Aim of the task | Copy each line containing the word "salad" from the records that follow, please.

Supplied records |
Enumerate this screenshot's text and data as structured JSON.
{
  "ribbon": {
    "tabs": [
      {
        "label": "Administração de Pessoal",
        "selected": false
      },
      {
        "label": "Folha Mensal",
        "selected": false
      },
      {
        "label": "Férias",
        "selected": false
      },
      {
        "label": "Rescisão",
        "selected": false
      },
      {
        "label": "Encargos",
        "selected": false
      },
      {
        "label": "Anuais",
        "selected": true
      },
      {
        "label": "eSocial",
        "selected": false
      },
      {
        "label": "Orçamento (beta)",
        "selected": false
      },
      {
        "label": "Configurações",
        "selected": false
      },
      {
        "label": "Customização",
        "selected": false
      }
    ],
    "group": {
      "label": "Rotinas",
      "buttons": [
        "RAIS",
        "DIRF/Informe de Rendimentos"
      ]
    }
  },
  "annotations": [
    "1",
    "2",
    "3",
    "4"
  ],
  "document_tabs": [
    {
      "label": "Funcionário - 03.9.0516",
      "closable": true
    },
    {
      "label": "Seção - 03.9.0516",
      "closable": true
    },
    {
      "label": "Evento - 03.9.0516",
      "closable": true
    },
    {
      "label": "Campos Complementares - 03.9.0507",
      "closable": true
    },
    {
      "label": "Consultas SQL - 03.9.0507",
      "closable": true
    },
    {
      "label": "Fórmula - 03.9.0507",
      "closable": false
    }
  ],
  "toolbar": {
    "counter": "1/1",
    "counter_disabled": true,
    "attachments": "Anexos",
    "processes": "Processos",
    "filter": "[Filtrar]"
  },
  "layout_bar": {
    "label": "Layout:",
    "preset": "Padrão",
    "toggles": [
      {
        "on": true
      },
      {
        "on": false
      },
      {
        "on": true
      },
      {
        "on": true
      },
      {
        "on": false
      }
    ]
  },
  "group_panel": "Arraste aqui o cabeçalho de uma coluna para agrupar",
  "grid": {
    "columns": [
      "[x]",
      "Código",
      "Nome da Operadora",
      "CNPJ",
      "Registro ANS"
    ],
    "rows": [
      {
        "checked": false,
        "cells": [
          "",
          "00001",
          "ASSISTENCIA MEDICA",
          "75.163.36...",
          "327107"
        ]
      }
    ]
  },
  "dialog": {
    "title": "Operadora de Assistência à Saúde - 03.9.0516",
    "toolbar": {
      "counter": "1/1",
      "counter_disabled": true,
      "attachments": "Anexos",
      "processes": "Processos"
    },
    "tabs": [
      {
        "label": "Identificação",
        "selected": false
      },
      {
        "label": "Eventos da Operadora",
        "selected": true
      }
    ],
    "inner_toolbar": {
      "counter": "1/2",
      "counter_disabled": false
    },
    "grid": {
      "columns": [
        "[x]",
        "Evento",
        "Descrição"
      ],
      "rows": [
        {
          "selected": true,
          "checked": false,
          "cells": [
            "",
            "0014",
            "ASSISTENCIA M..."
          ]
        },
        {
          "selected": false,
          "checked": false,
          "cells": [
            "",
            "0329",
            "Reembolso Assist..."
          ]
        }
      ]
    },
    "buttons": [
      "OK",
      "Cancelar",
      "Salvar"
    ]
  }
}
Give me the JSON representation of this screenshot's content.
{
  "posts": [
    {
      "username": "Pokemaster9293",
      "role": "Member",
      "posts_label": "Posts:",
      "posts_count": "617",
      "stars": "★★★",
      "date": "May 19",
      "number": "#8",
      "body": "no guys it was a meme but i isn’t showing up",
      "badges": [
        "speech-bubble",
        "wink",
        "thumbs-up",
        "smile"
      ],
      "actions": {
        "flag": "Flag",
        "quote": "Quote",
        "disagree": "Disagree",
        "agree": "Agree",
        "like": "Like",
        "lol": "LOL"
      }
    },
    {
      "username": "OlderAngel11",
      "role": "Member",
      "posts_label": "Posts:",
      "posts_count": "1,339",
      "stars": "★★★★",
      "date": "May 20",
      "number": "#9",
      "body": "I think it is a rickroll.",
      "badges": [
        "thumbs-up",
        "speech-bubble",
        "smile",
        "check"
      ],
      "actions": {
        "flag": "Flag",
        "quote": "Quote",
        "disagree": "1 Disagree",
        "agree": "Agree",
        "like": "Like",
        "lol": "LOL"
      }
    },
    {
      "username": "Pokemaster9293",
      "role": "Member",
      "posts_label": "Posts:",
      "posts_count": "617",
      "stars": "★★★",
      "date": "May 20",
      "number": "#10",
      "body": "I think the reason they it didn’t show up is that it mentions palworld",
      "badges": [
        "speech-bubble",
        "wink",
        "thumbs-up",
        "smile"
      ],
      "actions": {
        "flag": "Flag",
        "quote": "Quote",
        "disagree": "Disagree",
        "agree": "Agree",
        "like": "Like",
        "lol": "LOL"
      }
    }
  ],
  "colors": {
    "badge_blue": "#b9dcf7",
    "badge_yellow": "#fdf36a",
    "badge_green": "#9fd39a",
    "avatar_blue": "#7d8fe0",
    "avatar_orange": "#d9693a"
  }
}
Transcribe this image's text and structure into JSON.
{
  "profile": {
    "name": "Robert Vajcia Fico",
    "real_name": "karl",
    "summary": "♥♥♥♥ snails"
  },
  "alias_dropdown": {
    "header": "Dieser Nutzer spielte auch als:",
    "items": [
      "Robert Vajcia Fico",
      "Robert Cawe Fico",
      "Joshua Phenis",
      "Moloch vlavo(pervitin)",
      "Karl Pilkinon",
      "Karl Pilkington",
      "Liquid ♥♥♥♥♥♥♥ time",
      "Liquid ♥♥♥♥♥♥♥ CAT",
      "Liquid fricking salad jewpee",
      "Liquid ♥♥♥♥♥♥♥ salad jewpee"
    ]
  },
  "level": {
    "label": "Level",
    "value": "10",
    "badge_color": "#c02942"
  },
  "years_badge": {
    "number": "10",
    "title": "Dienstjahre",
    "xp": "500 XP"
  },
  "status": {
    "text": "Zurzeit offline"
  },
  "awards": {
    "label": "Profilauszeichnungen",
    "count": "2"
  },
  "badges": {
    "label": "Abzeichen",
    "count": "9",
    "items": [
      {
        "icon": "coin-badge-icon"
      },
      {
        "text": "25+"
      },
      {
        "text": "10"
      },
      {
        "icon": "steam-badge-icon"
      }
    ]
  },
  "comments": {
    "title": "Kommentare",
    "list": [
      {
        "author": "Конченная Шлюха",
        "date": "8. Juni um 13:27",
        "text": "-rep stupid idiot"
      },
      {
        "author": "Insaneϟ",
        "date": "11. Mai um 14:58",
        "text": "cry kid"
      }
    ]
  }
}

In response |
      "Liquid fricking salad jewpee",
      "Liquid ♥♥♥♥♥♥♥ salad jewpee"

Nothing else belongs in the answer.